WHAT IS EXPECTED: Across the material below, how many lines contain the word "title"? Give only the number.

PROVIDED MATERIAL:
"""

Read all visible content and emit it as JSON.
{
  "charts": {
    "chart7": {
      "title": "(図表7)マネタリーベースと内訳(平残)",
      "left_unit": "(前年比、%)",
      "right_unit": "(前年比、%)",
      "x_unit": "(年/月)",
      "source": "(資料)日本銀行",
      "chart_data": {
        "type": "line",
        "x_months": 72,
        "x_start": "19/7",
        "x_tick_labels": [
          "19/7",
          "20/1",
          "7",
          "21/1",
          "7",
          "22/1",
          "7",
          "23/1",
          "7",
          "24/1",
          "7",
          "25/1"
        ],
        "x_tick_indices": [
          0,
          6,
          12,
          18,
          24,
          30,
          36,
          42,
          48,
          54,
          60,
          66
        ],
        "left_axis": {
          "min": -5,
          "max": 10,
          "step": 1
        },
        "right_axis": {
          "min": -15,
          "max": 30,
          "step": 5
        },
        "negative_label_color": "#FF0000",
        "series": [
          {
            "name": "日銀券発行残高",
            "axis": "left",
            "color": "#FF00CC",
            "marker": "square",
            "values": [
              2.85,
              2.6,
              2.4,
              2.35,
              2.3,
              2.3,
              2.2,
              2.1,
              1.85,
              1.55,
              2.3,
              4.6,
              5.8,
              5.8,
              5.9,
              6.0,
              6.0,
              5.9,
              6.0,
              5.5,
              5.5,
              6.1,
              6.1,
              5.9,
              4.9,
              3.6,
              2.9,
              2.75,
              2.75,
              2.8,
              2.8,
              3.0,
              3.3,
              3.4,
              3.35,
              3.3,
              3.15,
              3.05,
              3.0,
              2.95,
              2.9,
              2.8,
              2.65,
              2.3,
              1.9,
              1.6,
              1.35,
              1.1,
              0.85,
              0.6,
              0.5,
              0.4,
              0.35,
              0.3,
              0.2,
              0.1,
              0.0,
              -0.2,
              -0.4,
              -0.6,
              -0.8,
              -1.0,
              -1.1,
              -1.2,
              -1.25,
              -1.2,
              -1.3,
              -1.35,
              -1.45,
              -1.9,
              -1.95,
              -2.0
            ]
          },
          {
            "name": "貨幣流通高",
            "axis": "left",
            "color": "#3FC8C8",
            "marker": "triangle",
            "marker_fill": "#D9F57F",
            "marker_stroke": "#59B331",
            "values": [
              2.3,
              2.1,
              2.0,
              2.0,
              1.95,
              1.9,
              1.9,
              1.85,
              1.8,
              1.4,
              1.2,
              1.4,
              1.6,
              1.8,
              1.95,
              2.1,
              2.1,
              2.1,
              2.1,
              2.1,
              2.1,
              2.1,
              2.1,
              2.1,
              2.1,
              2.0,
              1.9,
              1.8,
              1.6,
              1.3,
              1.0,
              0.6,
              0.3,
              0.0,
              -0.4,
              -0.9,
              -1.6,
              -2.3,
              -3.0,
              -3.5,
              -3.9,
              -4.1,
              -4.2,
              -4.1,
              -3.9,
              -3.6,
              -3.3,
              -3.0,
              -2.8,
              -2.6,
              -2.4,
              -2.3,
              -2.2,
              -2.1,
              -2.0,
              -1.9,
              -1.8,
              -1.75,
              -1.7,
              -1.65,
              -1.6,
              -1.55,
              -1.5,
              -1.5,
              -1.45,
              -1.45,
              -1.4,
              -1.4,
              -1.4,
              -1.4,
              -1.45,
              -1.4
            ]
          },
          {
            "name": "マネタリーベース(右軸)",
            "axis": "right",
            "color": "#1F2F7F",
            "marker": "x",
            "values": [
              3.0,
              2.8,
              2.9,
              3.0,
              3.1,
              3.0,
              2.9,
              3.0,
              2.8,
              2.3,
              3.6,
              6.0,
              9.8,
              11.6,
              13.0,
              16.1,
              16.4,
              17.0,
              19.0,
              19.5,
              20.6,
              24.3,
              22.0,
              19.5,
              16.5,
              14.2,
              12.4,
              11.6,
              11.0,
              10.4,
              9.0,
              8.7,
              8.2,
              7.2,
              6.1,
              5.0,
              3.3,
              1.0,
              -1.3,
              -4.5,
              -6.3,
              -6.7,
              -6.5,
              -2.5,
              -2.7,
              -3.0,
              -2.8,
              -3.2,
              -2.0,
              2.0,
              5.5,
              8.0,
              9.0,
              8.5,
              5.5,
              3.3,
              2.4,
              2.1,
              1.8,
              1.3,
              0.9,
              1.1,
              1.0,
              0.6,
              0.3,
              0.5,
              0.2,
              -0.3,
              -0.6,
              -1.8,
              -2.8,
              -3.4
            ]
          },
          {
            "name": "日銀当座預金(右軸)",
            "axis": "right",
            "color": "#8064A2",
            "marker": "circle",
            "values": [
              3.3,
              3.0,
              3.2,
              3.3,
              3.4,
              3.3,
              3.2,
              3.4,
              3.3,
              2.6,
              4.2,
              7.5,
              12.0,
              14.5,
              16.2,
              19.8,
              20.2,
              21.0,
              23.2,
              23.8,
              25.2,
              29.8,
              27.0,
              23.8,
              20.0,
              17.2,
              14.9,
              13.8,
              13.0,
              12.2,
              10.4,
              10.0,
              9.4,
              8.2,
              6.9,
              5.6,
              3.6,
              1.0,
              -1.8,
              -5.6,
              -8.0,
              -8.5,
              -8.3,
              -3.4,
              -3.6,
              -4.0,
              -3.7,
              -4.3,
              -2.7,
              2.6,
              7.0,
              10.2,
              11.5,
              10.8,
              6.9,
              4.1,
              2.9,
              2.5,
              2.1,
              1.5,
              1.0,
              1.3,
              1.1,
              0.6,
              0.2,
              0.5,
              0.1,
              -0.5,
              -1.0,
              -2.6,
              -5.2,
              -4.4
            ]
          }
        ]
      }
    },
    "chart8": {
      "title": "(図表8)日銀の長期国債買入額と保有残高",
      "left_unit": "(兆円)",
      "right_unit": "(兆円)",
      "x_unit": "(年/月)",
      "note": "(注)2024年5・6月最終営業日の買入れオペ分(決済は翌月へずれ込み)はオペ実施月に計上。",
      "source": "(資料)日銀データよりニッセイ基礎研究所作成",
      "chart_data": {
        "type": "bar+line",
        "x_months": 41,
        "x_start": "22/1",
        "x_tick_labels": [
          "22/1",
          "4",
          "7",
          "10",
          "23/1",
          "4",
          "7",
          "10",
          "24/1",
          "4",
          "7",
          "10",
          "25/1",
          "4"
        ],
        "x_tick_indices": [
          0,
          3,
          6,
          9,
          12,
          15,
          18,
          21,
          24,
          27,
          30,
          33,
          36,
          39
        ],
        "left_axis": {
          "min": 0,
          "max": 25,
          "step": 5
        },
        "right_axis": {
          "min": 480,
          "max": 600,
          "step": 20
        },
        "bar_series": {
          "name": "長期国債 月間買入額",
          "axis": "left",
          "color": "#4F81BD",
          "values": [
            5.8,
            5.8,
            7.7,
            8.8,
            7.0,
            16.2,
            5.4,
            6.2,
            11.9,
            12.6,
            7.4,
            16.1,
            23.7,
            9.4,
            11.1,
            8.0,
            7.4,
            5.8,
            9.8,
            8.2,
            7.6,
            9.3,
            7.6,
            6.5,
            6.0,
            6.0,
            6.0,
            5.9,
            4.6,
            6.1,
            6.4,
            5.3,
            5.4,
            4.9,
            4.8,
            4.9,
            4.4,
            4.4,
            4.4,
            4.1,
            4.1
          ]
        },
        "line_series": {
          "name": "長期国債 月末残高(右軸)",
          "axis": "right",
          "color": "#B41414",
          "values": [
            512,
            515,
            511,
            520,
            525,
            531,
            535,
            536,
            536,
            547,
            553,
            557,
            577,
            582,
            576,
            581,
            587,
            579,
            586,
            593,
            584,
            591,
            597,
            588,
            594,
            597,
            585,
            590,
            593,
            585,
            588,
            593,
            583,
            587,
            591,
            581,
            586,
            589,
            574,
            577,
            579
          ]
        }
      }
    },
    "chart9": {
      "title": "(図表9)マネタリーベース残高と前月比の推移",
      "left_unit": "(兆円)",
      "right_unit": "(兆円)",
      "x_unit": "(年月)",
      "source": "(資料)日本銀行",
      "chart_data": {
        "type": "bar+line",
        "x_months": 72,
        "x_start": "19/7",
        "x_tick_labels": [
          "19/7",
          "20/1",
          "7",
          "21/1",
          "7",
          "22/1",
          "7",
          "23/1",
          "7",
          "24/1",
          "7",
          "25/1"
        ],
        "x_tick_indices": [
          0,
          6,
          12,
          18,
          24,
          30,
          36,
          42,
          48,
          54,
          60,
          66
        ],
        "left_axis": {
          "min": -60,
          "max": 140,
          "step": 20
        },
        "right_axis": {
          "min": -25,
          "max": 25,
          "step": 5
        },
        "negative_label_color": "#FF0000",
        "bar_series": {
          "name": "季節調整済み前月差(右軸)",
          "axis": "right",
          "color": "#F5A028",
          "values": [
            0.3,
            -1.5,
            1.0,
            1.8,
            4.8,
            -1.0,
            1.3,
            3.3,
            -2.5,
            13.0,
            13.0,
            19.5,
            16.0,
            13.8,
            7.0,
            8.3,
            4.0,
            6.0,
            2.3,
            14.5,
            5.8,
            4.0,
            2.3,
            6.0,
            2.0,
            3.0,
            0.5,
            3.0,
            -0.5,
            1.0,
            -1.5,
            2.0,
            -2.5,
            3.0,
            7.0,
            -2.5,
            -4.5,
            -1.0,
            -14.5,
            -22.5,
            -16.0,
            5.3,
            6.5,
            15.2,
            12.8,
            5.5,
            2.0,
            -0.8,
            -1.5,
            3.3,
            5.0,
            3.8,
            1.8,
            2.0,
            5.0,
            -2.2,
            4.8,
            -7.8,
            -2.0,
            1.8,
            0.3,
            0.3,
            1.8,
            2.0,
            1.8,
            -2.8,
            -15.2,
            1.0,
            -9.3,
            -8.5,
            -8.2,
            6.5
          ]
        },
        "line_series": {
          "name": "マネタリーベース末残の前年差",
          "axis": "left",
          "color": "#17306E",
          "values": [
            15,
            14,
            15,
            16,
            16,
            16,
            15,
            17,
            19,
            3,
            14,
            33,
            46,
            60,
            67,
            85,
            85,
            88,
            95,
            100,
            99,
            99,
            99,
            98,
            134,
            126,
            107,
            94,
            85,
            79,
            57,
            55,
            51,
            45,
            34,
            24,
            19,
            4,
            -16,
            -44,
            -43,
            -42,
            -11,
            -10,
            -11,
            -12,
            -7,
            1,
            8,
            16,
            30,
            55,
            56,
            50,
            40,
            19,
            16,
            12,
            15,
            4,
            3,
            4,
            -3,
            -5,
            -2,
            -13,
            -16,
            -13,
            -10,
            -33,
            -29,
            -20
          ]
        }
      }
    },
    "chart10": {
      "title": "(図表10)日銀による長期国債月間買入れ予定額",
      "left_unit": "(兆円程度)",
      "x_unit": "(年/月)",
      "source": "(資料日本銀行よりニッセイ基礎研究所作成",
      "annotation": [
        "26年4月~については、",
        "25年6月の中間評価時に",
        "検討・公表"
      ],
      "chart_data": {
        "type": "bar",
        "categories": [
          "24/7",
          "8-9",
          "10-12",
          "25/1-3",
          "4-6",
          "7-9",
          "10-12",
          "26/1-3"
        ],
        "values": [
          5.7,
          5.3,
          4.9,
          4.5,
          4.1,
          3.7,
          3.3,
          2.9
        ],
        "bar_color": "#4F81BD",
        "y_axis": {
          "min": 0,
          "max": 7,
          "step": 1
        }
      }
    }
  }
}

"""

OUTPUT OF THE TASK: 4